====== ページ ======
JAXAタウンミーティング

「第66回JAXAタウンミーティング in 指宿」(平成23年10月29日開催)
会場で出された意見について



第二部「『はやぶさ』から月探査へ」で出された意見


<「はやぶさ」が燃え尽きた際の研究について>
参加者: 「はやぶさ」の映画で帰ってくるときに光っていました。つい最近のニュースで光っていたのを分析すると、物質のいろんなことがわかると報道されていましたが、最新の情報をお聞かせください。
橋本: 最新の情報は把握してませんが、NASAの飛行機から撮影していたのは、感動する映像を撮っていたのではなく、赤外線などの波長で分光測定するためで、どういうスペクトルが出ているか測定することで、何が燃えて光っているのか同定することができます。燃料のキセノンが燃えたのか、構造のアルミが燃えたのかなど分析をしたという話は聞いていましたが、結果は聞いておりません。

<ターゲットマーカーの状態について>
参加者: イトカワに落したターゲットマーカーは、現在どのような状態ですか。
橋本: おそらくそのまま表面に止まっていると思います。ターゲットマーカーは、絶対に弾まないようにつくられていますので、弾むにしても1、2回で止まっているはずで、イトカワでは風も吹きませんので、そのまま残っていると思います。

<データの伝送量について>
参加者: 「あかつき」の金星への投入が失敗しました。そのときに低速のデータしか受信できませんでしたが、そのことについてお聞かせください。
橋本: 探査機は色々なアンテナを積んでいます。「はやぶさ」の場合には、「ハイゲインアンテナ」という大きなアンテナ以外にも、小さなアンテナが幾つかあります。アンテナというのはビームの幅を狭めれば狭めるほどたくさんデータが送れますが、ビームを広げてどの方向からでもいいように設計すると、少ないデータしかとれません。最低限の非常に少ない情報でよければ、なるべくビームが広いアンテナを使い、たくさんデータを送りたいときにはハイゲインアンテナを地球に精密に向けなければなりません。トラブルがあったときは大抵アンテナを正確に向けられないことが多く、トラブルがあった直後は最小限のデータで回復させます。「はやぶさ」のときもそうで、タッチダウンした直後トラブルがおき、何かよくわかりませんでしたが、ハイゲインアンテナを向けて記録されたデータを送ってみると、詳細な状況がわかりました。
====== データセット ======
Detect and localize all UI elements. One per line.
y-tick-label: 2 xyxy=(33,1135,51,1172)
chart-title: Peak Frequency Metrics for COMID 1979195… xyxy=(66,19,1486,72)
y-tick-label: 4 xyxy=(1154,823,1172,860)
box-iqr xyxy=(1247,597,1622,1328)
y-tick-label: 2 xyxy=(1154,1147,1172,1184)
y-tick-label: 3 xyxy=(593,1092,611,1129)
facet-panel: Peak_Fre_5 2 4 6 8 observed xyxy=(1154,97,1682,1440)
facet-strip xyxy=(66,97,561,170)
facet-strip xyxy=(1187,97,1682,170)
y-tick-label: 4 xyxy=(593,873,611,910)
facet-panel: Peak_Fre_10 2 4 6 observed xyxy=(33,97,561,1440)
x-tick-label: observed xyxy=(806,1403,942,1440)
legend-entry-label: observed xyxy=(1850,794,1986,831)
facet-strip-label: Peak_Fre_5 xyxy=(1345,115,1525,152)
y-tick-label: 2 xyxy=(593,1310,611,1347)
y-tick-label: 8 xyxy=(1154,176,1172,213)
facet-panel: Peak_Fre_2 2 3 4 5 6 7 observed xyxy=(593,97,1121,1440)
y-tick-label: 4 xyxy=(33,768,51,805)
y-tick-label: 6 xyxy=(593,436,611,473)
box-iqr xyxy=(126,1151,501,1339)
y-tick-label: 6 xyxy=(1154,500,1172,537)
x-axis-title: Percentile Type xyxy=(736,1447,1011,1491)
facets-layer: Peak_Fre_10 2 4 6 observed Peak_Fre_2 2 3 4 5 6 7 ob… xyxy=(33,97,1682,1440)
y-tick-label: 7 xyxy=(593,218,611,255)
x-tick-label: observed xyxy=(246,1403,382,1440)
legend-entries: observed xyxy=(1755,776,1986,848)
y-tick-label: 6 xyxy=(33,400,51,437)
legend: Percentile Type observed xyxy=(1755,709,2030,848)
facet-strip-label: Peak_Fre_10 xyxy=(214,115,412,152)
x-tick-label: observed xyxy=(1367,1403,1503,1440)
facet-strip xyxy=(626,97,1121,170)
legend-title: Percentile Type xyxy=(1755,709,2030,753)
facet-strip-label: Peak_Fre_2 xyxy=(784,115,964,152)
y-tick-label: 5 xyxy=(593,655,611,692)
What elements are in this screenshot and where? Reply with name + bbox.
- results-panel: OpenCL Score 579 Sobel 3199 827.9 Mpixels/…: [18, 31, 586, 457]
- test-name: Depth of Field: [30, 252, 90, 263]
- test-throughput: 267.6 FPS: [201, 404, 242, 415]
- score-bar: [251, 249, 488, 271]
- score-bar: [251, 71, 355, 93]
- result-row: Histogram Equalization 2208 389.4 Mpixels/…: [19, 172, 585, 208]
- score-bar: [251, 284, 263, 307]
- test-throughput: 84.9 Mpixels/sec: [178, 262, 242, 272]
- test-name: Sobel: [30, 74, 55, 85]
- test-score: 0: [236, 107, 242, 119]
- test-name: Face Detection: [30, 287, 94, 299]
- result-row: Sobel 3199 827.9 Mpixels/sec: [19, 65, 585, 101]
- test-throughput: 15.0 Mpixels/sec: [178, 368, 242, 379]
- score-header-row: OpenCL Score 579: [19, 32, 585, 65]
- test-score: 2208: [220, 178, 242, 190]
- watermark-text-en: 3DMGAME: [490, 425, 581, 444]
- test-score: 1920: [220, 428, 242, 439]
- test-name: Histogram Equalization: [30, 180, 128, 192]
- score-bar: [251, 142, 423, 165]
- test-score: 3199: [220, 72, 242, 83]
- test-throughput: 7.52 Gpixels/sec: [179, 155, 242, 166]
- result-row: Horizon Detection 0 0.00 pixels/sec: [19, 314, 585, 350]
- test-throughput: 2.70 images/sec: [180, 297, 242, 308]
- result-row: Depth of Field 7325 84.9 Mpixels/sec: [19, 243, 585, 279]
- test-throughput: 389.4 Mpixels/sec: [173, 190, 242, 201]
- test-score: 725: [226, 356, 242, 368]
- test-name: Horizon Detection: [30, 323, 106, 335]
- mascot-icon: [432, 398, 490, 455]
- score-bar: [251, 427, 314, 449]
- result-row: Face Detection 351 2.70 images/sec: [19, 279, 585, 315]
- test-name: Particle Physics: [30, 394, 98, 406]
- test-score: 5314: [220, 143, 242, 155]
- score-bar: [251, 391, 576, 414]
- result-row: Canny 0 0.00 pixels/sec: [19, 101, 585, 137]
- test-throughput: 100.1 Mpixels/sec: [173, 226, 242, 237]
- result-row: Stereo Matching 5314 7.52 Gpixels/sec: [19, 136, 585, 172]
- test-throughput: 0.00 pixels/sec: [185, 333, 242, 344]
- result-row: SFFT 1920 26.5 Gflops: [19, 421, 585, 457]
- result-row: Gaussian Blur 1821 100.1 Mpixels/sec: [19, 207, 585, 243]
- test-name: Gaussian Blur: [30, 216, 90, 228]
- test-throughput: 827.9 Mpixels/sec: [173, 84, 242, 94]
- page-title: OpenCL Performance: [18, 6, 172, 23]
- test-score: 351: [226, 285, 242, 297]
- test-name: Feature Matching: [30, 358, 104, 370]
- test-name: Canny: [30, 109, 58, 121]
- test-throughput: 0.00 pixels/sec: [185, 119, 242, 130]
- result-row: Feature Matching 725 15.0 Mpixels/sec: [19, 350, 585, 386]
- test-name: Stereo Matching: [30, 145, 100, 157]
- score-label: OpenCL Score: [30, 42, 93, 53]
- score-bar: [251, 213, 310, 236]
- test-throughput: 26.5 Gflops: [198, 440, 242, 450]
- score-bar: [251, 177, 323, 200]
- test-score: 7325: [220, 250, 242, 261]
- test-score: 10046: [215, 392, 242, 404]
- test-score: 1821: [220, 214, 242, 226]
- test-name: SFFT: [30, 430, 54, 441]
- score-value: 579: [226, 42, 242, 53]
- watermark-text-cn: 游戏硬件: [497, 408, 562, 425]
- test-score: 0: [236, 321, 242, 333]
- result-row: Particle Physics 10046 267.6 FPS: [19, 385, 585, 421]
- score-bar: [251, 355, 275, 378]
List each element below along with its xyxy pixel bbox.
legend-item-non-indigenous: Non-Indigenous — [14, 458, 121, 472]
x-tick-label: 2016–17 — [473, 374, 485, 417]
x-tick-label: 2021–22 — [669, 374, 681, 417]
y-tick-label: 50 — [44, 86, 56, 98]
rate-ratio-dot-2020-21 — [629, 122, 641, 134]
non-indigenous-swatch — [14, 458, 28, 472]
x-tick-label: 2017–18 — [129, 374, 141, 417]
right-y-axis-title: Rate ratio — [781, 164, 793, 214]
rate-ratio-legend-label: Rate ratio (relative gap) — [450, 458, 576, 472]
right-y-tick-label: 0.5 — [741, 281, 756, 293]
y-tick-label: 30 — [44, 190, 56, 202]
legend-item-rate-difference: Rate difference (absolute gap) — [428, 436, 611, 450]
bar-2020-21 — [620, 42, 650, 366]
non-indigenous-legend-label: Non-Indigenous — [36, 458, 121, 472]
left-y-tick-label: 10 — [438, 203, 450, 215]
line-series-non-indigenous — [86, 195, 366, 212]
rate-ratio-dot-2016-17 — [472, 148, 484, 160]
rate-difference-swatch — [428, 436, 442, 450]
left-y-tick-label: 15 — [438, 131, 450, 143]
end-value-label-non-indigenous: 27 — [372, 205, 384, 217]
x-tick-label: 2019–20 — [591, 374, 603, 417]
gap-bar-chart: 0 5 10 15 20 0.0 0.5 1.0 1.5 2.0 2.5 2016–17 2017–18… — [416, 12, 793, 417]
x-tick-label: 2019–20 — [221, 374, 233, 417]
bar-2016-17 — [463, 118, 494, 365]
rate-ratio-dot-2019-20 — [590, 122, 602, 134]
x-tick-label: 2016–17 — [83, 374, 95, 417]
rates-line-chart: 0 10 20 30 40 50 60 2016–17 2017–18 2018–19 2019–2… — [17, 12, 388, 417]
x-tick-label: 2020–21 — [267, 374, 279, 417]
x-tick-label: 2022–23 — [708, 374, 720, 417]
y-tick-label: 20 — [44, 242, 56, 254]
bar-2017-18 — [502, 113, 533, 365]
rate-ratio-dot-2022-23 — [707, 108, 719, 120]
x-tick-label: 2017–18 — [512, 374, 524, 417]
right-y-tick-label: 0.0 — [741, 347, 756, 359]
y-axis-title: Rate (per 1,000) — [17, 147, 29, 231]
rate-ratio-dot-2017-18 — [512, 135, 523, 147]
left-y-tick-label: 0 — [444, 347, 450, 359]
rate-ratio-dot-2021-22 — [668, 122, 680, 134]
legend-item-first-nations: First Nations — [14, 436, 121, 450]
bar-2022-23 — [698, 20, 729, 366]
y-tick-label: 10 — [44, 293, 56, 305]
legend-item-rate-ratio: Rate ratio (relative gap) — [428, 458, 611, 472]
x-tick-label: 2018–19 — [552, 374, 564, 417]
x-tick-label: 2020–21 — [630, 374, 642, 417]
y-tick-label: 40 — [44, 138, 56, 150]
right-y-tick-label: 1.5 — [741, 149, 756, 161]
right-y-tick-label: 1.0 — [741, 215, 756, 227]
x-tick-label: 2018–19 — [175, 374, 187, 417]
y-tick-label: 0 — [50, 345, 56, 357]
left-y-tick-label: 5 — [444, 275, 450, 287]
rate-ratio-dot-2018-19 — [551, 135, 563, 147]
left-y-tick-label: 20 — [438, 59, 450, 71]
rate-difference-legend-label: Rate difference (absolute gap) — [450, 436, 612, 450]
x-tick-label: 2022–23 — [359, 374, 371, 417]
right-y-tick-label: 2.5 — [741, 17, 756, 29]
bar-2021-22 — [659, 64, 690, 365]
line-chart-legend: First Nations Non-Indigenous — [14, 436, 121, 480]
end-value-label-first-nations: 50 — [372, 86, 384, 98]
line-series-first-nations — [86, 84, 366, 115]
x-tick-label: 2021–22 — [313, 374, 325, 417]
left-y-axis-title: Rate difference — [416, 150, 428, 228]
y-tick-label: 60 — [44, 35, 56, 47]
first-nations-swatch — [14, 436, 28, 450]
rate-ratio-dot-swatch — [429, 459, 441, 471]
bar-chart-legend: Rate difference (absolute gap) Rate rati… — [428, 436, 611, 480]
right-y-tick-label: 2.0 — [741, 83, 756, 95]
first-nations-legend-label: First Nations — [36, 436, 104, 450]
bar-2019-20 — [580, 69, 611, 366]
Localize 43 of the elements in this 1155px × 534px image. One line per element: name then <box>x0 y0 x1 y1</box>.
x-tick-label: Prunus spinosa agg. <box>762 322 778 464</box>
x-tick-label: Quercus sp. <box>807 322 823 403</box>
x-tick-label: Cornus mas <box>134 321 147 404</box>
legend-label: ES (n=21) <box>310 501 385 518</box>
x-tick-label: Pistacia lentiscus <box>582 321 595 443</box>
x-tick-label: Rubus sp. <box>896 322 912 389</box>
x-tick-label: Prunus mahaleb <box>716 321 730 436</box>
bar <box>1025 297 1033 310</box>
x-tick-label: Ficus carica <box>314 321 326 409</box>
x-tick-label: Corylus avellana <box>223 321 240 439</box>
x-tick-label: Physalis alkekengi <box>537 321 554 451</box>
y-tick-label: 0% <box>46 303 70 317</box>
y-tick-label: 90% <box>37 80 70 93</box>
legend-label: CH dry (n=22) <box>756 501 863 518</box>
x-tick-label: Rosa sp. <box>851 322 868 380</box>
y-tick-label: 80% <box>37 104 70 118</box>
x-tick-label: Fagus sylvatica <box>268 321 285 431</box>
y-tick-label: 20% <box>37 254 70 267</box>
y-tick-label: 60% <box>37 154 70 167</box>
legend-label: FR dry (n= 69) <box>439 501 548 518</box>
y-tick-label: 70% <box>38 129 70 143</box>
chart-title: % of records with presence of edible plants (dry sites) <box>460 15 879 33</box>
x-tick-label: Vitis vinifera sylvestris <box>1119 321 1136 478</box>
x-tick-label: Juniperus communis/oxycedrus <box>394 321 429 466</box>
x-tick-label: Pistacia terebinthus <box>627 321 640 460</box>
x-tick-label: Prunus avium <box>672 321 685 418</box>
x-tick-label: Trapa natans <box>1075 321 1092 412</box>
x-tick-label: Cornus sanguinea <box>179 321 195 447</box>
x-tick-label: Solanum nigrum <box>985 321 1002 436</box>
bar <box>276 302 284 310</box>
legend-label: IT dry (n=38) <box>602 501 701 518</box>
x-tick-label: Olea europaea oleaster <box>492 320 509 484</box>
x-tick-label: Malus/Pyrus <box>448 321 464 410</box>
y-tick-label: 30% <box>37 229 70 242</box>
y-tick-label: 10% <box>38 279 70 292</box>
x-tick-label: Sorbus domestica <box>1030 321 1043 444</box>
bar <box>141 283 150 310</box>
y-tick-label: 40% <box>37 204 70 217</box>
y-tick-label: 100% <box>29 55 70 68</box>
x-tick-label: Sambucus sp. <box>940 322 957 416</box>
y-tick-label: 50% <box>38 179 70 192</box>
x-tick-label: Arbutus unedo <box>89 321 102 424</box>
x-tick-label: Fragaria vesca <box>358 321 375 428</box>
======
• [作業指示]:
1 - タウンミーティングの記録から、「橋本: 最新の情報は把握して」を含む箇所を書き始めとし、「参加者: イトカワに落したターゲットマーカーは、現在どのような状態ですか。」のあとで止めて、その範囲を一字一句そのまま書き写してください。
2 - タウンミーティングの記録によると、ターゲットマーカーはどのようにつくられていますか？
3 - タウンミーティングの記録の最後の発言に続く部分を書き足してください。

• [作業の解答]:
1 -
橋本: 最新の情報は把握してませんが、NASAの飛行機から撮影していたのは、感動する映像を撮っていたのではなく、赤外線などの波長で分光測定するためで、どういうスペクトルが出ているか測定することで、何が燃えて光っているのか同定することができます。燃料のキセノンが燃えたのか、構造のアルミが燃えたのかなど分析をしたという話は聞いていましたが、結果は聞いておりません。

<ターゲットマーカーの状態について>
参加者: イトカワに落したターゲットマーカーは、現在どのような状態ですか。

2 - 絶対に弾まないようにつくられています。

3 -
<ミネルヴァについて>
参加者: ミネルヴァは着陸に失敗しましたが、着地はしましたか。
橋本: 着地していないと思います。「はやぶさ」は自分で考えて着陸するというのが設計の方針だったので、今、分離すればミネルヴァは小惑星の表面に落ちるとわかっているときに、自動的に分離するよう設計していました。ところが、自分で判断する機能が信用できなくなり、急遽「はやぶさ」の着陸の方法を人間が地上からコントロールするようにしてしまったので、ミネルヴァの分離のタイミングと40分後の状態の推測まではできませんでした。「はやぶさ」は上下しながら下りていくわけですが、上向きに速度を持っている瞬間に分離してしまい、そのまま上に進んでしまったので、イトカワには到着しませんでした。多分イトカワの近くだと思いますが、ずっと宇宙空間を飛んでおり、イトカワと大体同じ軌道で太陽の周りを回っていると思います。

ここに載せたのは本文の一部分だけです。